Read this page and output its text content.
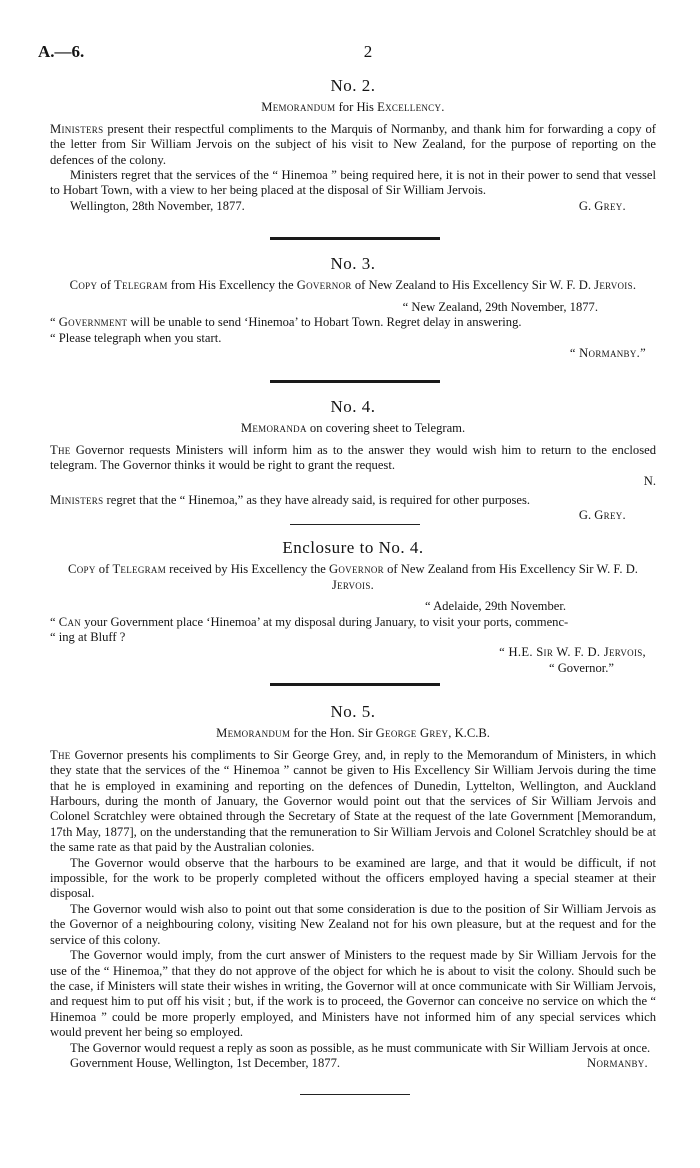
A.—6.	2
No. 2.
Memorandum for His Excellency.

Ministers present their respectful compliments to the Marquis of Normanby, and thank him for forwarding a copy of the letter from Sir William Jervois on the subject of his visit to New Zealand, for the purpose of reporting on the defences of the colony.

Ministers regret that the services of the “ Hinemoa ” being required here, it is not in their power to send that vessel to Hobart Town, with a view to her being placed at the disposal of Sir William Jervois.

Wellington, 28th November, 1877.	G. Grey.
No. 3.
Copy of Telegram from His Excellency the Governor of New Zealand to His Excellency Sir W. F. D. Jervois.
“ New Zealand, 29th November, 1877.

“ Government will be unable to send ‘Hinemoa’ to Hobart Town. Regret delay in answering.

“ Please telegraph when you start.

“ Normanby.”
No. 4.
Memoranda on covering sheet to Telegram.

The Governor requests Ministers will inform him as to the answer they would wish him to return to the enclosed telegram. The Governor thinks it would be right to grant the request.

N.

Ministers regret that the “ Hinemoa,” as they have already said, is required for other purposes.

G. Grey.
Enclosure to No. 4.
Copy of Telegram received by His Excellency the Governor of New Zealand from His Excellency Sir W. F. D. Jervois.
“ Adelaide, 29th November.

“ Can your Government place ‘Hinemoa’ at my disposal during January, to visit your ports, commenc-

“ ing at Bluff ?

“ H.E. Sir W. F. D. Jervois,
“ Governor.”
No. 5.
Memorandum for the Hon. Sir George Grey, K.C.B.

The Governor presents his compliments to Sir George Grey, and, in reply to the Memorandum of Ministers, in which they state that the services of the “ Hinemoa ” cannot be given to His Excellency Sir William Jervois during the time that he is employed in examining and reporting on the defences of Dunedin, Lyttelton, Wellington, and Auckland Harbours, during the month of January, the Governor would point out that the services of Sir William Jervois and Colonel Scratchley were obtained through the Secretary of State at the request of the late Government [Memorandum, 17th May, 1877], on the understanding that the remuneration to Sir William Jervois and Colonel Scratchley should be at the same rate as that paid by the Australian colonies.

The Governor would observe that the harbours to be examined are large, and that it would be difficult, if not impossible, for the work to be properly completed without the officers employed having a special steamer at their disposal.

The Governor would wish also to point out that some consideration is due to the position of Sir William Jervois as the Governor of a neighbouring colony, visiting New Zealand not for his own pleasure, but at the request and for the service of this colony.

The Governor would imply, from the curt answer of Ministers to the request made by Sir William Jervois for the use of the “ Hinemoa,” that they do not approve of the object for which he is about to visit the colony. Should such be the case, if Ministers will state their wishes in writing, the Governor will at once communicate with Sir William Jervois, and request him to put off his visit ; but, if the work is to proceed, the Governor can conceive no service on which the “ Hinemoa ” could be more properly employed, and Ministers have not informed him of any special services which would prevent her being so employed.

The Governor would request a reply as soon as possible, as he must communicate with Sir William Jervois at once.

Government House, Wellington, 1st December, 1877.	Normanby.
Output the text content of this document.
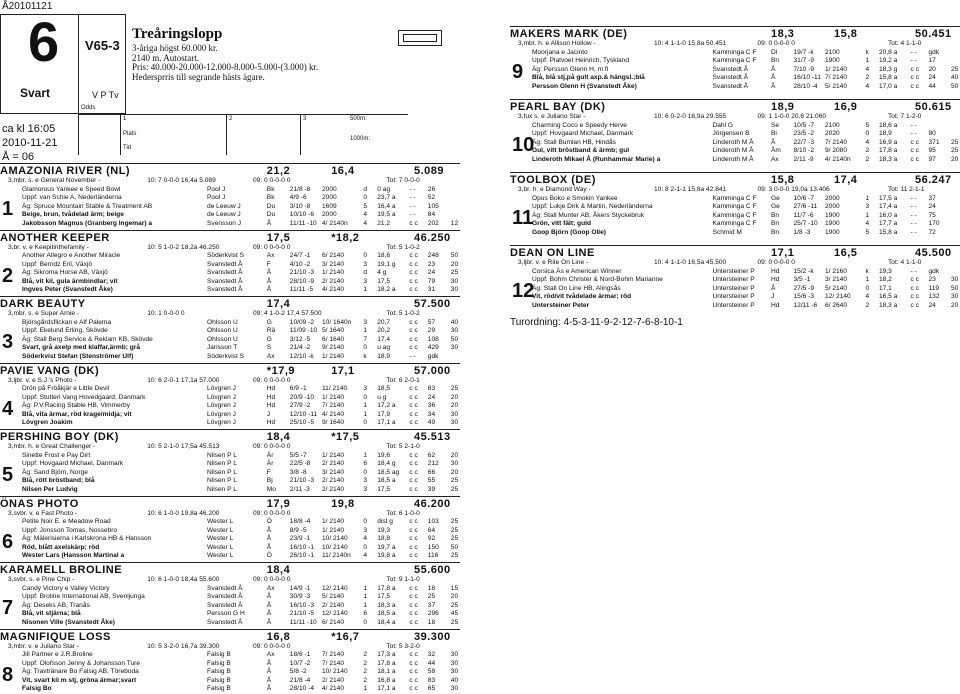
Å20101121
6
Svart
V65-3
V P Tv
ca kl 16:05
2010-11-21
Å = 06
Treåringslopp
3-åriga högst 60.000 kr.
2140 m. Autostart.
Pris: 40.000-20.000-12.000-8.000-5.000-(3.000) kr.
Hedersprris till segrande hästs ägare.
Odds
1
Plats
Tid
2	3	500m:
1000m:
AMAZONIA RIVER (NL)	21,2	16,4	5.089
1
3,mbr. s. e General November -	10: 7 0-0-0 16,4a 5.089	09: 0 0-0-0 0	Tot: 7 0-0-0
Glamorous Yankee e Speed Bowl	Pool J	Bk 21/8 -8 2000	d 0 ag	- - 26
Uppf: van Schie A, Nederländerna	Pool J	Bk 4/9 -6 2000	0 23,7 a - - 52
Äg: Spruce Mountain Stable & Treatment AB	de Leeuw J	Du 3/10 -8 1609	5 16,4 a - - 105
Beige, brun, tvådelad ärm; beige	de Leeuw J	Du 10/10 -6 2000	4 19,5 a - - 84
Jakobsson Magnus (Granberg Ingemar) a	Svensson J	Å	11/11 -10 4/ 2140n 4 21,2	c c 202 12
ANOTHER KEEPER	17,5	*18,2	46.250
2
3,br. v. e Keepitinthefamily -	10: 5 1-0-2 18,2a 46.250	09: 0 0-0-0 0	Tot: 5 1-0-2
Another Allegro e Another Miracle	Söderkvist S	Ax 24/7 -1 6/ 2140	0 18,6	c c 248 50
Uppf: Berndz Eril, Växjö	Svanstedt Å	F	4/10 -2 3/ 2140	3 19,1 g c c 23 20
Äg: Sikroma Horse AB, Växjö	Svanstedt Å	Å	21/10 -3 1/ 2140	d 4 g	c c 24 25
Blå, vit kil, gula ärmbindlar; vit	Svanstedt Å	Å	28/10 -9 2/ 2140	3 17,5	c c 79 30
Ingves Peter (Svanstedt Åke)	Svanstedt Å	Å	11/11 -5 4/ 2140	1 18,2 a c c 31 30
DARK BEAUTY	17,4	57.500
3
3,mbr. s. e Super Arnie -	10: 1 0-0-0 0	09: 4 1-0-2 17,4 57.500	Tot: 5 1-0-2
Björsgårdsflickan e Alf Palema	Ohlsson U	G	10/09 -2 10/ 1640n 3 20,7	c c 57 40
Uppf: Ekelund Erling, Skövde	Ohlsson U	Rä 11/09 -10 5/ 1640	1 20,2	c c 29 30
Äg: Stall Berg Service & Reklam KB, Skövde	Ohlsson U	G	3/12 -5 6/ 1640	7 17,4	c c 108 50
Svart, grå axelp med klaffar,ärmb; grå	Jansson T	S	21/4 -2 9/ 2140	0 u ag	c c 429 30
Söderkvist Stefan (Stenströmer Ulf)	Söderkvist S	Ax 12/10 -k 1/ 2140	k 18,9	- - gdk
PAVIE VANG (DK)	*17,9	17,1	57.000
4
3,ljbr. v. e S.J.'s Photo -	10: 6 2-0-1 17,1a 57.000	09: 0 0-0-0 0	Tot: 6 2-0-1
Drön på Fröåkjär e Little Devil	Lövgren J	Hd 6/9 -1 11/ 2140 3 18,5	c c 83 25
Uppf: Stutteri Vang Hovedgaard, Danmark	Lövgren J	Hd 20/9 -10 1/ 2140	0 u g	c c 24 20
Äg: P.V.Racing Stable HB, Vimmerby	Lövgren J	Hd 27/9 -2 7/ 2140	1 17,2 a c c 36 20
Blå, vita ärmar, röd krage/midja; vit	Lövgren J	J	12/10 -11 4/ 2140	1 17,9	c c 34 30
Lövgren Joakim	Lövgren J	Hd 25/10 -5 9/ 1640	0 17,1 a c c 49 30
PERSHING BOY (DK)	18,4	*17,5	45.513
5
3,mbr. h. e Great Challenger -	10: 5 2-1-0 17,5a 45.513	09: 0 0-0-0 0	Tot: 5 2-1-0
Sinette Frost e Pay Dirt	Nilsen P L	Är 5/5 -7 1/ 2140	1 19,6	c c 62 20
Uppf: Hovgaard Michael, Danmark	Nilsen P L	Är 22/5 -8 2/ 2140	6 18,4 g c c 212 30
Äg: Sand Björn, Norge	Nilsen P L	F	3/8 -8 3/ 2140	0 18,5 ag c c 66 20
Blå, rött bröstband; blå	Nilsen P L	Bj	21/10 -3 2/ 2140	3 18,5 a c c 55 25
Nilsen Per Ludvig	Nilsen P L	Mo 2/11 -3 2/ 2140	3 17,5	c c 39 25
ÖNAS PHOTO	17,9	19,8	46.200
6
3,svbr. v. e Fast Photo -	10: 6 1-0-0 19,8a 46.200	09: 0 0-0-0 0	Tot: 6 1-0-0
Petite Noir E. e Meadow Road	Wester L	Ö	18/8 -4 1/ 2140	0 dist g c c 103 25
Uppf: Jonsson Tomas, Nossebro	Wester L	Å	8/9 -5 1/ 2140	3 19,3	c c 64 25
Äg: Mälerisierna i Karlskrona HB & Hansson	Wester L	Å	23/9 -1 10/ 2140 4 18,8	c c 92 25
Röd, blått axelskärp; röd	Wester L	Å	16/10 -1 10/ 2140 0 19,7 a c c 150 50
Wester Lars (Hansson Martinal a	Wester L	Ö	26/10 -1 11/ 2140n 4 19,8 a c c 116 25
KARAMELL BROLINE	18,4	55.600
7
3,svbr. s. e Pine Chip -	10: 6 1-0-0 18,4a 55.600	09: 0 0-0-0 0	Tot: 9 1-1-0
Candy Victory e Valley Victory	Svanstedt Å	Ax 14/9 -1 12/ 2140 1 17,8 a c c 18 15
Uppf: Broline International AB, Svenljunga	Svanstedt Å	Å	30/9 -3 5/ 2140	1 17,5	c c 25 20
Äg: Deseks AB, Tranås	Svanstedt Å	Å	16/10 -3 2/ 2140	1 18,3 a c c 37 25
Blå, vit stjärna; blå	Persson G H	Å	21/10 -5 12/ 2140 6 18,5 a c c 296 45
Nisonen Ville (Svanstedt Åke)	Svanstedt Å	Å	11/11 -10 6/ 2140	0 18,4 a c c 18 25
MAGNIFIQUE LOSS	16,8	*16,7	39.300
8
3,mbr. v. e Juliano Star -	10: 5 3-2-0 16,7a 39.300	09: 0 0-0-0 0	Tot: 5 3-2-0
Jill Partner e J.R.Broline	Falsig B	Ax 18/6 -1 7/ 2140	2 17,3 a c c 32 30
Uppf: Olofsson Jenny & Johansson Ture	Falsig B	Å	10/7 -2 7/ 2140	2 17,8 a c c 44 30
Äg: Travtränare Bo Falsig AB, Töreboda	Falsig B	Å	5/8 -2 10/ 2140 2 18,1 a c c 58 30
Vit, svart kil m stj, gröna ärmar;svart	Falsig B	Å	21/8 -4 2/ 2140	2 16,8 a c c 83 40
Falsig Bo	Falsig B	Å	28/10 -4 4/ 2140	1 17,1 a c c 65 30
MAKERS MARK (DE)	18,3	15,8	50.451
9
3,mbr. h. e Allison Hollow -	10: 4 1-1-0 15,8a 50.451	09: 0 0-0-0 0	Tot: 4 1-1-0
Moorjana e Jacinto	Kamminga C F Dl 19/7 -k 2100	k 20,8 a - - gdk
Uppf: Platvoet Heinrich, Tyskland	Kamminga C F Bn 31/7 -9 1900	1 19,2 a - - 17
Äg: Persson Glenn H, m fl	Svanstedt Å	Å	7/10 -9 1/ 2140	4 18,3 g c c 20 25
Blå, blå stj,på gult axp.& hängsl.;blå	Svanstedt Å	Å	16/10 -11 7/ 2140	2 15,8 a c c 24 40
Persson Glenn H (Svanstedt Åke)	Svanstedt Å	Å	28/10 -4 5/ 2140	4 17,0 a c c 44 50
PEARL BAY (DK)	18,9	16,9	50.615
10
3,fux s. e Juliano Star -	10: 6 0-2-0 16,9a 29.555	09: 1 1-0-0 20,6 21.060	Tot: 7 1-2-0
Charming Coco e Speedy Herve	Dahl G	Se 10/5 -7 2100	5 18,6 a - -
Uppf: Hovgaard Michael, Danmark	Jörgensen B	Bi	23/5 -2 2020	0 18,9	- - 80
Äg: Stall Bumlan HB, Hindås	Linderoth M Å	Å	22/7 -3 7/ 2140	4 16,9 a c c 371 25
Gul, vitt bröstband & ärmb; gul	Linderoth M Å	Åm 8/10 -2 9/ 2080	2 17,8 a c c 95 25
Linderoth Mikael Å (Runhammar Marie) a	Linderoth M Å	Ax 2/11 -9 4/ 2140n 2 18,3 a c c 97 20
TOOLBOX (DE)	15,8	17,4	56.247
11
3,br. h. e Diamond Way -	10: 8 2-1-1 15,8a 42.841	09: 3 0-0-0 19,0a 13.406	Tot: 11 2-1-1
Opus Boko e Smokin Yankee	Kamminga C F Ge 10/6 -7 2000	1 17,5 a - - 37
Uppf: Lukje Dirk & Martin, Nederländerna	Kamminga C F Ge 27/6 -11 2000	3 17,4 a - - 24
Äg: Stall Munter AB, Åkers Styckebruk	Kamminga C F Bn 11/7 -6 1900	1 16,0 a - - 75
Grön, vitt fält; guld	Kamminga C F Bn 25/7 -10 1900	4 17,7 a - - 170
Goop Björn (Goop Olle)	Schmid M	Bn 1/8 -3 1900	5 15,8 a - - 72
DEAN ON LINE	17,1	16,5	45.500
12
3,ljbr. v. e Rite On Line -	10: 4 1-1-0 16,5a 45.500	09: 0 0-0-0 0	Tot: 4 1-1-0
Corsica Äs e American Winner	Untersteiner P Hd 15/2 -k 1/ 2160	k 19,3	- - gdk
Uppf: Bohm Christer & Nord-Bohm Marianne	Untersteiner P Hd 3/5 -1 3/ 2140	1 18,2	c c 23 30
Äg: Stall On Line HB, Alingsås	Untersteiner P Å	27/5 -9 5/ 2140	0 17,1	c c 119 50
Vit, röd/vit tvådelade ärmar; röd	Untersteiner P J	15/6 -3 12/ 2140 4 16,5 a c c 132 30
Untersteiner Peter	Untersteiner P Hd 12/11 -6 6/ 2640	2 18,3 a c c 24 20
Turordning: 4-5-3-11-9-2-12-7-6-8-10-1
•••
To do
In the records, locate each line holding the string "Ohlsson" and copy it.

Exercise solution
Björsgårdsflickan e Alf Palema	Ohlsson U	G	10/09 -2 10/ 1640n 3 20,7	c c 57 40
Uppf: Ekelund Erling, Skövde	Ohlsson U	Rä 11/09 -10 5/ 1640	1 20,2	c c 29 30
Äg: Stall Berg Service & Reklam KB, Skövde	Ohlsson U	G	3/12 -5 6/ 1640	7 17,4	c c 108 50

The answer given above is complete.